• EXERCISE BRIEF: Print each item below line for line without any change, and leave out the pictures.

Bounding box entries
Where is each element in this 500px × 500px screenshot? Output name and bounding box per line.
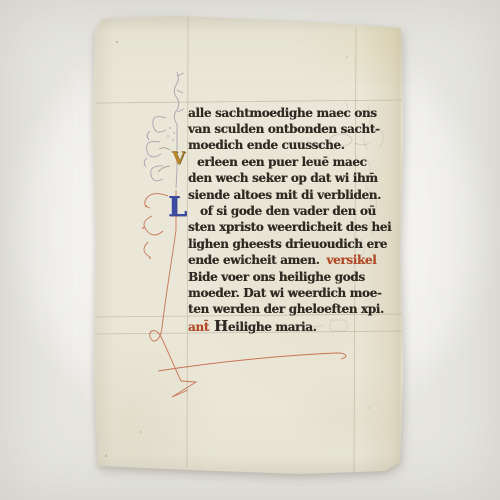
capital-H: H: [214, 317, 228, 335]
text-line-7: of si gode den vader den oū: [200, 204, 376, 218]
line-text: ende ewicheit amen.: [188, 253, 319, 267]
line-text: alle sachtmoedighe maec ons: [188, 106, 377, 120]
rubric-versikel: versikel: [326, 253, 376, 267]
violet-penwork-flourish: [144, 72, 184, 188]
line-text: of si gode den vader den oū: [200, 204, 376, 218]
line-text: sten xpristo weerdicheit des hei: [188, 220, 391, 234]
line-text: Bide voer ons heilighe gods: [188, 270, 365, 284]
photo-backdrop: alle sachtmoedighe maec ons van sculden …: [0, 0, 500, 500]
text-line-4: erleen een puer leuē maec: [197, 155, 367, 169]
text-line-2: van sculden ontbonden sacht-: [188, 122, 380, 136]
text-line-10: ende ewicheit amen.versikel: [188, 253, 376, 267]
text-line-14: ant̄Heilighe maria.: [188, 319, 316, 334]
line-text: den wech seker op dat wi ihm̄: [188, 171, 378, 185]
line-text: ten werden der gheloeften xpi.: [188, 302, 384, 316]
line-text: van sculden ontbonden sacht-: [188, 122, 380, 136]
violet-penwork-dots: [167, 127, 175, 141]
line-text: eilighe maria.: [228, 320, 317, 334]
text-line-5: den wech seker op dat wi ihm̄: [188, 171, 378, 185]
line-text: moedich ende cuussche.: [188, 138, 344, 152]
text-line-12: moeder. Dat wi weerdich moe-: [188, 286, 382, 300]
line-text: moeder. Dat wi weerdich moe-: [188, 286, 382, 300]
rubric-antiphon: ant̄: [188, 320, 209, 334]
manuscript-leaf-wrap: alle sachtmoedighe maec ons van sculden …: [0, 0, 500, 500]
gold-initial-V: V: [172, 151, 185, 168]
gold-initial-pen-sprays: [158, 148, 170, 172]
line-text: lighen gheests drieuoudich ere: [188, 237, 387, 251]
text-line-8: sten xpristo weerdicheit des hei: [188, 220, 391, 234]
text-line-9: lighen gheests drieuoudich ere: [188, 237, 387, 251]
text-line-11: Bide voer ons heilighe gods: [188, 270, 365, 284]
blue-initial-L: L: [168, 194, 187, 221]
text-line-3: moedich ende cuussche.: [188, 138, 344, 152]
red-penwork-dots: [142, 205, 151, 259]
text-line-1: alle sachtmoedighe maec ons: [188, 106, 377, 120]
line-text: siende altoes mit di verbliden.: [188, 188, 381, 202]
text-line-6: siende altoes mit di verbliden.: [188, 188, 381, 202]
line-text: erleen een puer leuē maec: [197, 155, 367, 169]
manuscript-leaf: alle sachtmoedighe maec ons van sculden …: [0, 0, 500, 500]
text-line-13: ten werden der gheloeften xpi.: [188, 302, 384, 316]
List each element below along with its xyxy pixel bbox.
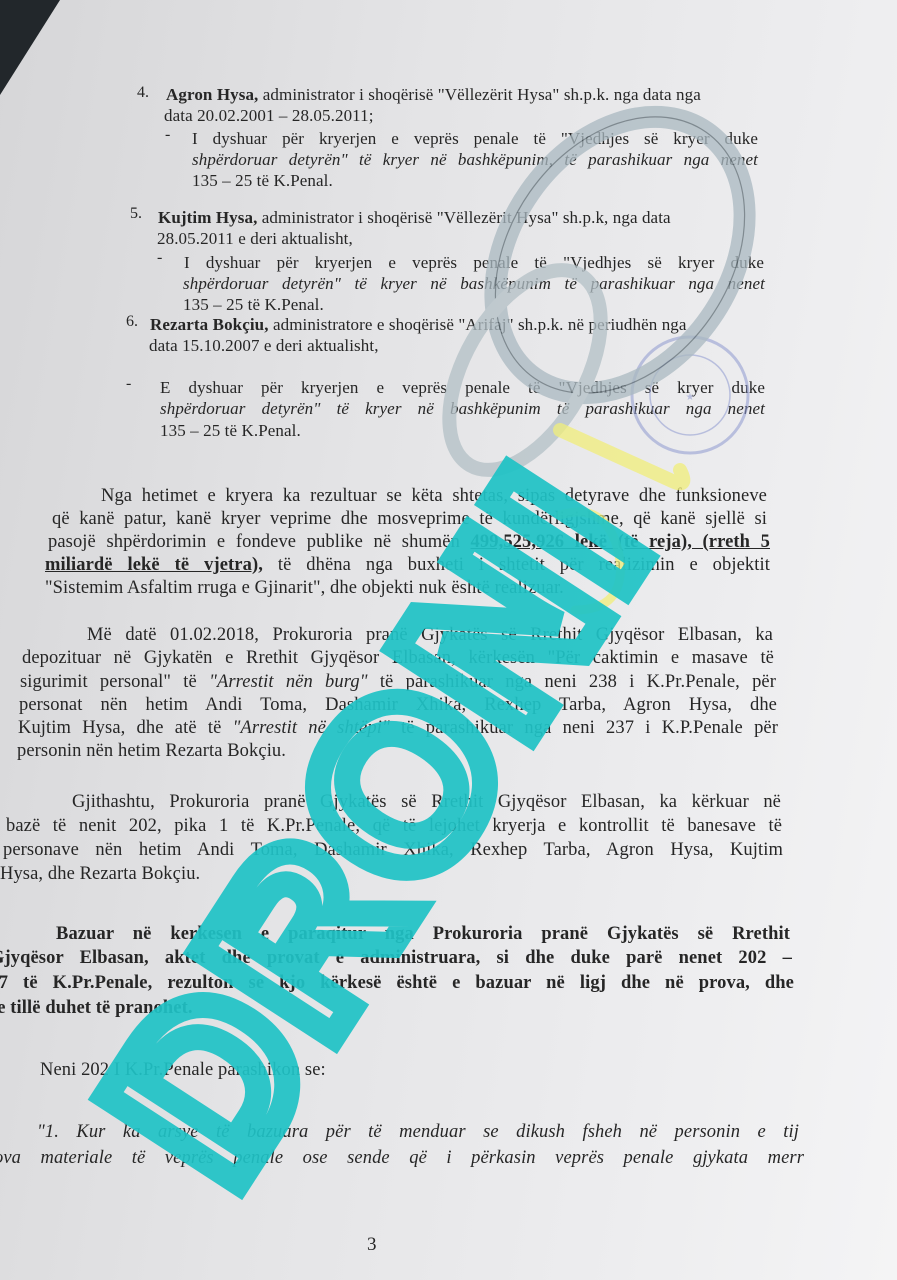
para2-line3: sigurimit personal" të "Arrestit nën bur… [20,670,776,694]
item-4-line1: Agron Hysa, administrator i shoqërisë "V… [166,84,766,105]
para2-line2: depozituar në Gjykatën e Rrethit Gjyqëso… [22,646,774,670]
para3-line2: bazë të nenit 202, pika 1 të K.Pr.Penale… [6,814,782,838]
document-page: 4. Agron Hysa, administrator i shoqërisë… [0,0,897,1280]
quote-line1: "1. Kur ka arsye të bazuara për të mendu… [37,1120,799,1144]
charge-line: 135 – 25 të K.Penal. [160,420,301,441]
item-6-line2: data 15.10.2007 e deri aktualisht, [149,335,379,356]
item-5-line1: Kujtim Hysa, administrator i shoqërisë "… [158,207,764,228]
charge-line: I dyshuar për kryerjen e veprës penale t… [184,252,764,273]
item-number: 6. [126,313,138,331]
item-number: 5. [130,205,142,223]
para1-line2: që kanë patur, kanë kryer veprime dhe mo… [52,507,767,531]
para1-line5: "Sistemim Asfaltim rruga e Gjinarit", dh… [45,576,564,600]
quote-line2: prova materiale të veprës penale ose sen… [0,1146,804,1170]
charge-line: shpërdoruar detyrën" të kryer në bashkëp… [183,273,765,294]
page-number: 3 [367,1234,377,1256]
charge-line: 135 – 25 të K.Penal. [183,294,324,315]
para2-line1: Më datë 01.02.2018, Prokuroria pranë Gjy… [87,623,773,647]
item-number: 4. [137,84,149,102]
person-name: Agron Hysa, [166,85,258,104]
para3-line3: personave nën hetim Andi Toma, Dashamir … [3,838,783,862]
para5: Neni 202 I K.Pr.Penale parashikon se: [40,1058,326,1082]
amount-highlight: miliardë lekë të vjetra), [45,555,263,575]
person-name: Rezarta Bokçiu, [150,315,269,334]
para3-line4: Hysa, dhe Rezarta Bokçiu. [0,862,200,886]
bullet-dash: - [126,375,131,393]
para2-line4: personat nën hetim Andi Toma, Dashamir X… [19,693,777,717]
para2-line6: personin nën hetim Rezarta Bokçiu. [17,739,286,763]
para2-line5: Kujtim Hysa, dhe atë të "Arrestit në sht… [18,716,778,740]
bullet-dash: - [165,126,170,144]
person-name: Kujtim Hysa, [158,208,257,227]
item-6-line1: Rezarta Bokçiu, administratore e shoqëri… [150,314,766,335]
charge-line: E dyshuar për kryerjen e veprës penale t… [160,377,765,398]
item-4-line2: data 20.02.2001 – 28.05.2011; [164,105,374,126]
para1-line4: miliardë lekë të vjetra), të dhëna nga b… [45,553,770,577]
charge-line: 135 – 25 të K.Penal. [192,170,333,191]
para4-line4: si e tillë duhet të pranohet. [0,996,193,1020]
charge-line: shpërdoruar detyrën" të kryer në bashkëp… [192,149,758,170]
bullet-dash: - [157,249,162,267]
para4-line3: 207 të K.Pr.Penale, rezulton se kjo kërk… [0,971,794,995]
para4-line1: Bazuar në kerkesen e paraqitur nga Proku… [56,922,790,946]
para1-line1: Nga hetimet e kryera ka rezultuar se kët… [101,484,767,508]
item-5-line2: 28.05.2011 e deri aktualisht, [157,228,353,249]
para4-line2: Gjyqësor Elbasan, aktet dhe provat e adm… [0,946,792,970]
amount-highlight: 499,525,926 lekë (të reja), (rreth 5 [471,532,770,552]
charge-line: shpërdoruar detyrën" të kryer në bashkëp… [160,398,765,419]
charge-line: I dyshuar për kryerjen e veprës penale t… [192,128,758,149]
para1-line3: pasojë shpërdorimin e fondeve publike në… [48,530,770,554]
para3-line1: Gjithashtu, Prokuroria pranë Gjykatës së… [72,790,781,814]
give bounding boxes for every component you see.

• ANSWER:
Where is each element in this 500px × 500px screenshot? Output name and bounding box per line.
capital-H: H: [214, 317, 228, 335]
text-line-7: of si gode den vader den oū: [200, 204, 376, 218]
line-text: ende ewicheit amen.: [188, 253, 319, 267]
line-text: alle sachtmoedighe maec ons: [188, 106, 377, 120]
rubric-versikel: versikel: [326, 253, 376, 267]
violet-penwork-flourish: [144, 72, 184, 188]
line-text: of si gode den vader den oū: [200, 204, 376, 218]
line-text: sten xpristo weerdicheit des hei: [188, 220, 391, 234]
line-text: Bide voer ons heilighe gods: [188, 270, 365, 284]
photo-backdrop: alle sachtmoedighe maec ons van sculden …: [0, 0, 500, 500]
text-line-4: erleen een puer leuē maec: [197, 155, 367, 169]
text-line-2: van sculden ontbonden sacht-: [188, 122, 380, 136]
text-line-10: ende ewicheit amen.versikel: [188, 253, 376, 267]
text-line-14: ant̄Heilighe maria.: [188, 319, 316, 334]
line-text: den wech seker op dat wi ihm̄: [188, 171, 378, 185]
line-text: ten werden der gheloeften xpi.: [188, 302, 384, 316]
line-text: van sculden ontbonden sacht-: [188, 122, 380, 136]
violet-penwork-dots: [167, 127, 175, 141]
line-text: eilighe maria.: [228, 320, 317, 334]
text-line-5: den wech seker op dat wi ihm̄: [188, 171, 378, 185]
line-text: moedich ende cuussche.: [188, 138, 344, 152]
text-line-12: moeder. Dat wi weerdich moe-: [188, 286, 382, 300]
line-text: moeder. Dat wi weerdich moe-: [188, 286, 382, 300]
rubric-antiphon: ant̄: [188, 320, 209, 334]
manuscript-leaf-wrap: alle sachtmoedighe maec ons van sculden …: [0, 0, 500, 500]
gold-initial-V: V: [172, 151, 185, 168]
gold-initial-pen-sprays: [158, 148, 170, 172]
line-text: lighen gheests drieuoudich ere: [188, 237, 387, 251]
text-line-8: sten xpristo weerdicheit des hei: [188, 220, 391, 234]
text-line-9: lighen gheests drieuoudich ere: [188, 237, 387, 251]
text-line-11: Bide voer ons heilighe gods: [188, 270, 365, 284]
blue-initial-L: L: [168, 194, 187, 221]
text-line-3: moedich ende cuussche.: [188, 138, 344, 152]
red-penwork-dots: [142, 205, 151, 259]
text-line-1: alle sachtmoedighe maec ons: [188, 106, 377, 120]
line-text: siende altoes mit di verbliden.: [188, 188, 381, 202]
text-line-6: siende altoes mit di verbliden.: [188, 188, 381, 202]
line-text: erleen een puer leuē maec: [197, 155, 367, 169]
manuscript-leaf: alle sachtmoedighe maec ons van sculden …: [0, 0, 500, 500]
text-line-13: ten werden der gheloeften xpi.: [188, 302, 384, 316]
List each element below along with its xyxy pixel bbox.
para2-line3: sigurimit personal" të "Arrestit nën bur… [20,670,776,694]
item-4-line1: Agron Hysa, administrator i shoqërisë "V… [166,84,766,105]
para2-line2: depozituar në Gjykatën e Rrethit Gjyqëso… [22,646,774,670]
para3-line2: bazë të nenit 202, pika 1 të K.Pr.Penale… [6,814,782,838]
document-page: 4. Agron Hysa, administrator i shoqërisë… [0,0,897,1280]
quote-line1: "1. Kur ka arsye të bazuara për të mendu… [37,1120,799,1144]
charge-line: 135 – 25 të K.Penal. [160,420,301,441]
item-6-line2: data 15.10.2007 e deri aktualisht, [149,335,379,356]
item-5-line1: Kujtim Hysa, administrator i shoqërisë "… [158,207,764,228]
charge-line: I dyshuar për kryerjen e veprës penale t… [184,252,764,273]
item-number: 6. [126,313,138,331]
item-number: 5. [130,205,142,223]
para1-line2: që kanë patur, kanë kryer veprime dhe mo… [52,507,767,531]
para1-line5: "Sistemim Asfaltim rruga e Gjinarit", dh… [45,576,564,600]
quote-line2: prova materiale të veprës penale ose sen… [0,1146,804,1170]
charge-line: shpërdoruar detyrën" të kryer në bashkëp… [183,273,765,294]
page-number: 3 [367,1234,377,1256]
charge-line: 135 – 25 të K.Penal. [183,294,324,315]
para2-line1: Më datë 01.02.2018, Prokuroria pranë Gjy… [87,623,773,647]
item-number: 4. [137,84,149,102]
person-name: Agron Hysa, [166,85,258,104]
para3-line3: personave nën hetim Andi Toma, Dashamir … [3,838,783,862]
para5: Neni 202 I K.Pr.Penale parashikon se: [40,1058,326,1082]
amount-highlight: miliardë lekë të vjetra), [45,555,263,575]
person-name: Rezarta Bokçiu, [150,315,269,334]
para3-line4: Hysa, dhe Rezarta Bokçiu. [0,862,200,886]
bullet-dash: - [126,375,131,393]
para2-line4: personat nën hetim Andi Toma, Dashamir X… [19,693,777,717]
para2-line6: personin nën hetim Rezarta Bokçiu. [17,739,286,763]
para2-line5: Kujtim Hysa, dhe atë të "Arrestit në sht… [18,716,778,740]
bullet-dash: - [165,126,170,144]
person-name: Kujtim Hysa, [158,208,257,227]
item-6-line1: Rezarta Bokçiu, administratore e shoqëri… [150,314,766,335]
charge-line: E dyshuar për kryerjen e veprës penale t… [160,377,765,398]
item-4-line2: data 20.02.2001 – 28.05.2011; [164,105,374,126]
para1-line4: miliardë lekë të vjetra), të dhëna nga b… [45,553,770,577]
charge-line: 135 – 25 të K.Penal. [192,170,333,191]
para4-line4: si e tillë duhet të pranohet. [0,996,193,1020]
charge-line: shpërdoruar detyrën" të kryer në bashkëp… [192,149,758,170]
bullet-dash: - [157,249,162,267]
para4-line3: 207 të K.Pr.Penale, rezulton se kjo kërk… [0,971,794,995]
para4-line1: Bazuar në kerkesen e paraqitur nga Proku… [56,922,790,946]
para1-line1: Nga hetimet e kryera ka rezultuar se kët… [101,484,767,508]
item-5-line2: 28.05.2011 e deri aktualisht, [157,228,353,249]
para4-line2: Gjyqësor Elbasan, aktet dhe provat e adm… [0,946,792,970]
amount-highlight: 499,525,926 lekë (të reja), (rreth 5 [471,532,770,552]
charge-line: shpërdoruar detyrën" të kryer në bashkëp… [160,398,765,419]
charge-line: I dyshuar për kryerjen e veprës penale t… [192,128,758,149]
para1-line3: pasojë shpërdorimin e fondeve publike në… [48,530,770,554]
para3-line1: Gjithashtu, Prokuroria pranë Gjykatës së… [72,790,781,814]
give bounding boxes for every component you see.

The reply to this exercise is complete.